* _Problem to solve_:
Make an exact copy of all the material below, apart from the pictures.

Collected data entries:
--- start ---
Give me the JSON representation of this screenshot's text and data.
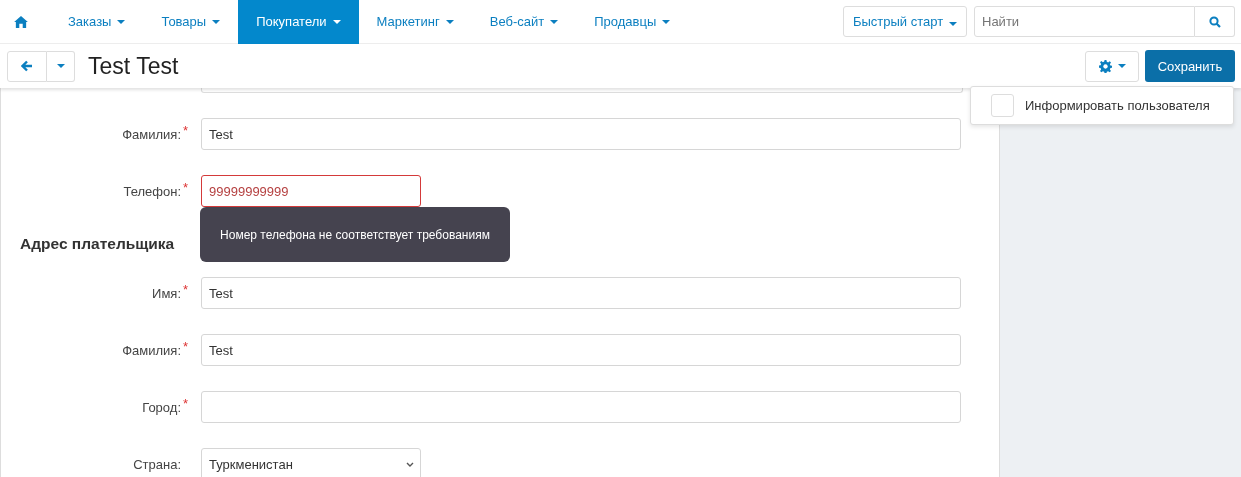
{
  "nav": {
    "items": [
      {
        "label": "Заказы",
        "selected": false
      },
      {
        "label": "Товары",
        "selected": false
      },
      {
        "label": "Покупатели",
        "selected": true
      },
      {
        "label": "Маркетинг",
        "selected": false
      },
      {
        "label": "Веб-сайт",
        "selected": false
      },
      {
        "label": "Продавцы",
        "selected": false
      }
    ],
    "quick_start": "Быстрый старт",
    "search": {
      "placeholder": "Найти"
    }
  },
  "toolbar": {
    "title": "Test Test",
    "save": "Сохранить"
  },
  "menu": {
    "items": [
      {
        "label": "Информировать пользователя",
        "checked": false
      }
    ]
  },
  "form": {
    "rows": [
      {
        "kind": "field",
        "label": "Фамилия:",
        "required_mark": "*",
        "value": "Test",
        "narrow": false
      },
      {
        "kind": "field",
        "label": "Телефон:",
        "required_mark": "*",
        "value": "99999999999",
        "narrow": true,
        "error": "Номер телефона не соответствует требованиям"
      },
      {
        "kind": "heading",
        "label": "Адрес плательщика"
      },
      {
        "kind": "field",
        "label": "Имя:",
        "required_mark": "*",
        "value": "Test",
        "narrow": false
      },
      {
        "kind": "field",
        "label": "Фамилия:",
        "required_mark": "*",
        "value": "Test",
        "narrow": false
      },
      {
        "kind": "field",
        "label": "Город:",
        "required_mark": "*",
        "value": "",
        "narrow": false
      },
      {
        "kind": "select",
        "label": "Страна:",
        "value": "Туркменистан",
        "narrow": true
      }
    ]
  }
}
--- end ---
* _Response to the exercise_:
Give me the JSON representation of this screenshot's text and data.
{
  "nav": {
    "items": [
      {
        "label": "Заказы",
        "selected": false
      },
      {
        "label": "Товары",
        "selected": false
      },
      {
        "label": "Покупатели",
        "selected": true
      },
      {
        "label": "Маркетинг",
        "selected": false
      },
      {
        "label": "Веб-сайт",
        "selected": false
      },
      {
        "label": "Продавцы",
        "selected": false
      }
    ],
    "quick_start": "Быстрый старт",
    "search": {
      "placeholder": "Найти"
    }
  },
  "toolbar": {
    "title": "Test Test",
    "save": "Сохранить"
  },
  "menu": {
    "items": [
      {
        "label": "Информировать пользователя",
        "checked": false
      }
    ]
  },
  "form": {
    "rows": [
      {
        "kind": "field",
        "label": "Фамилия:",
        "required_mark": "*",
        "value": "Test",
        "narrow": false
      },
      {
        "kind": "field",
        "label": "Телефон:",
        "required_mark": "*",
        "value": "99999999999",
        "narrow": true,
        "error": "Номер телефона не соответствует требованиям"
      },
      {
        "kind": "heading",
        "label": "Адрес плательщика"
      },
      {
        "kind": "field",
        "label": "Имя:",
        "required_mark": "*",
        "value": "Test",
        "narrow": false
      },
      {
        "kind": "field",
        "label": "Фамилия:",
        "required_mark": "*",
        "value": "Test",
        "narrow": false
      },
      {
        "kind": "field",
        "label": "Город:",
        "required_mark": "*",
        "value": "",
        "narrow": false
      },
      {
        "kind": "select",
        "label": "Страна:",
        "value": "Туркменистан",
        "narrow": true
      }
    ]
  }
}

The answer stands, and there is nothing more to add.